→ WHAT YOU ARE ASKED TO DO
Lift out all lines below that contain "chevron".

→ EXERCISE INPUT
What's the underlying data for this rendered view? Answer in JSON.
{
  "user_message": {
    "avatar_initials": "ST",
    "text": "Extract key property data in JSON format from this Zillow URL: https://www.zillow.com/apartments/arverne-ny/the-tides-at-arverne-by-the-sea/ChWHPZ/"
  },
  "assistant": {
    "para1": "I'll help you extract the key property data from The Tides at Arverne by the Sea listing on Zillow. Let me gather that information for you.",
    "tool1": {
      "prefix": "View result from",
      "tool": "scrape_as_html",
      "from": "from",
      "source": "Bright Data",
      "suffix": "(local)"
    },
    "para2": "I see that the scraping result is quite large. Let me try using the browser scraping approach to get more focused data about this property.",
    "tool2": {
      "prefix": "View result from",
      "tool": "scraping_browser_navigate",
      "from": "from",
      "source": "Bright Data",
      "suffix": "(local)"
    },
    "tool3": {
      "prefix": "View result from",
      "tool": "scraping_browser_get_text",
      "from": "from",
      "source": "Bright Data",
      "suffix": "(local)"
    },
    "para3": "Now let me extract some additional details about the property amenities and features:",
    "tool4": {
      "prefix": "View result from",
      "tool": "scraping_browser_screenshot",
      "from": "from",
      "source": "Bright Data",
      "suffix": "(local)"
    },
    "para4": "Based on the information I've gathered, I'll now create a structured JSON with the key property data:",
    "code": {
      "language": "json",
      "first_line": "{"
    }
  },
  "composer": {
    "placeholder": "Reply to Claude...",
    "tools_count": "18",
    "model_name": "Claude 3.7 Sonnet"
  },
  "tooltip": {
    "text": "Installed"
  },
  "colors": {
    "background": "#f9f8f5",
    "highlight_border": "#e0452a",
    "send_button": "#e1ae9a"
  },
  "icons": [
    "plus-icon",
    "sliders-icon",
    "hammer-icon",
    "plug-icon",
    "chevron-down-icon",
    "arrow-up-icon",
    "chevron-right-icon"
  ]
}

→ EXERCISE RESPONSE
    "chevron-down-icon",
    "chevron-right-icon"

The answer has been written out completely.